YOUR TASK: Scan the material that follows. Copy every line containing the word "nodes".

--- EXTRACTED MATERIAL ---

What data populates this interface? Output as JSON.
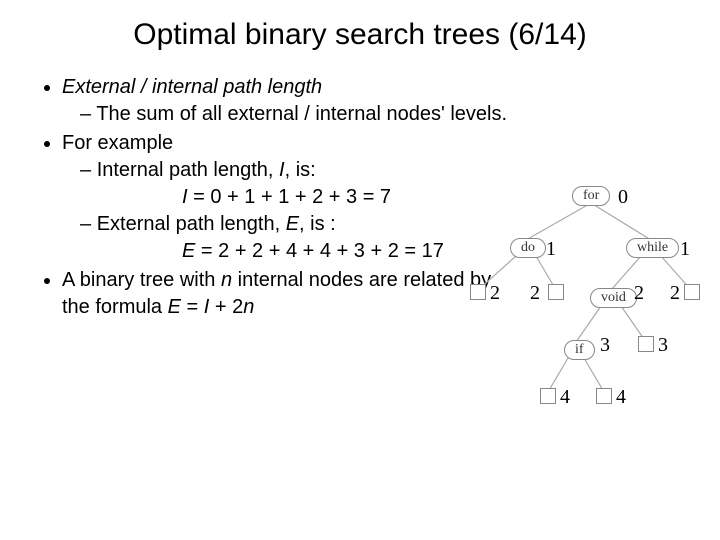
{
  "title": "Optimal binary search trees (6/14)",
  "bullets": {
    "b1": "External / internal path length",
    "b1s1": "The sum of all external / internal nodes' levels.",
    "b2": "For example",
    "b2s1_a": "Internal path length, ",
    "b2s1_var": "I",
    "b2s1_b": ", is:",
    "b2f1_a": "I",
    "b2f1_b": " = 0 + 1 + 1 + 2 + 3 = 7",
    "b2s2_a": "External path length, ",
    "b2s2_var": "E",
    "b2s2_b": ", is :",
    "b2f2_a": "E",
    "b2f2_b": " = 2 + 2 + 4 + 4 + 3 + 2 = 17",
    "b3_a": "A binary tree with ",
    "b3_var": "n",
    "b3_b": " internal nodes are related by the formula ",
    "b3_eq_a": "E",
    "b3_eq_mid": " = ",
    "b3_eq_b": "I",
    "b3_eq_c": " + 2",
    "b3_eq_d": "n"
  },
  "tree": {
    "nodes": {
      "for": "for",
      "do": "do",
      "while": "while",
      "void": "void",
      "if": "if"
    },
    "levels": {
      "l0": "0",
      "l1a": "1",
      "l1b": "1",
      "l2a": "2",
      "l2b": "2",
      "l2c": "2",
      "l2d": "2",
      "l3a": "3",
      "l3b": "3",
      "l4a": "4",
      "l4b": "4"
    }
  }
}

---

IN RESPONSE:
    "b1s1": "The sum of all external / internal nodes' levels.",
    "b3_b": " internal nodes are related by the formula ",
    "nodes": {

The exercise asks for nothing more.